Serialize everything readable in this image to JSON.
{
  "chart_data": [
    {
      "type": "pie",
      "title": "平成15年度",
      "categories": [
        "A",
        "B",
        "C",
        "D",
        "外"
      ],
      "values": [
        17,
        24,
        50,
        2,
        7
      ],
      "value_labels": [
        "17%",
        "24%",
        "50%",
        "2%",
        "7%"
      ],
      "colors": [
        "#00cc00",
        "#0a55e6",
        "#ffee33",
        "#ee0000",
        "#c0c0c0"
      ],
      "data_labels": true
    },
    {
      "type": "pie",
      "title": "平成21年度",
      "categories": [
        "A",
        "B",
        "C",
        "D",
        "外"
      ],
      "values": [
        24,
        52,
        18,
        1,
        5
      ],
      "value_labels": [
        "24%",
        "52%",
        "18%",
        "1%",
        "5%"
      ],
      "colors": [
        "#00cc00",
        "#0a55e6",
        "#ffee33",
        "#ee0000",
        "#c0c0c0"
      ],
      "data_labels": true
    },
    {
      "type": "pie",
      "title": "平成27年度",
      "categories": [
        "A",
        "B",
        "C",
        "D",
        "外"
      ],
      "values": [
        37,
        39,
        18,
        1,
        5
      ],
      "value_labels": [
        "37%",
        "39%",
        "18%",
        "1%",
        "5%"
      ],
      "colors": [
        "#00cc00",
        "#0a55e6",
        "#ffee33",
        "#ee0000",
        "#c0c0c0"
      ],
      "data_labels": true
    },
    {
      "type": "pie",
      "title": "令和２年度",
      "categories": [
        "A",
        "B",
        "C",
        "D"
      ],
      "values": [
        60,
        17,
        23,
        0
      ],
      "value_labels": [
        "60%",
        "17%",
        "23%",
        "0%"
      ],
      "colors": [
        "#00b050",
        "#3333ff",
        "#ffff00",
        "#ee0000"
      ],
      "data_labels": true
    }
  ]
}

▶ Aim of the exercise:
Exactly as shown, repeat every record.

▶ Problem solution:
Serialize everything readable in this image to JSON.
{
  "chart_data": [
    {
      "type": "pie",
      "title": "平成15年度",
      "categories": [
        "A",
        "B",
        "C",
        "D",
        "外"
      ],
      "values": [
        17,
        24,
        50,
        2,
        7
      ],
      "value_labels": [
        "17%",
        "24%",
        "50%",
        "2%",
        "7%"
      ],
      "colors": [
        "#00cc00",
        "#0a55e6",
        "#ffee33",
        "#ee0000",
        "#c0c0c0"
      ],
      "data_labels": true
    },
    {
      "type": "pie",
      "title": "平成21年度",
      "categories": [
        "A",
        "B",
        "C",
        "D",
        "外"
      ],
      "values": [
        24,
        52,
        18,
        1,
        5
      ],
      "value_labels": [
        "24%",
        "52%",
        "18%",
        "1%",
        "5%"
      ],
      "colors": [
        "#00cc00",
        "#0a55e6",
        "#ffee33",
        "#ee0000",
        "#c0c0c0"
      ],
      "data_labels": true
    },
    {
      "type": "pie",
      "title": "平成27年度",
      "categories": [
        "A",
        "B",
        "C",
        "D",
        "外"
      ],
      "values": [
        37,
        39,
        18,
        1,
        5
      ],
      "value_labels": [
        "37%",
        "39%",
        "18%",
        "1%",
        "5%"
      ],
      "colors": [
        "#00cc00",
        "#0a55e6",
        "#ffee33",
        "#ee0000",
        "#c0c0c0"
      ],
      "data_labels": true
    },
    {
      "type": "pie",
      "title": "令和２年度",
      "categories": [
        "A",
        "B",
        "C",
        "D"
      ],
      "values": [
        60,
        17,
        23,
        0
      ],
      "value_labels": [
        "60%",
        "17%",
        "23%",
        "0%"
      ],
      "colors": [
        "#00b050",
        "#3333ff",
        "#ffff00",
        "#ee0000"
      ],
      "data_labels": true
    }
  ]
}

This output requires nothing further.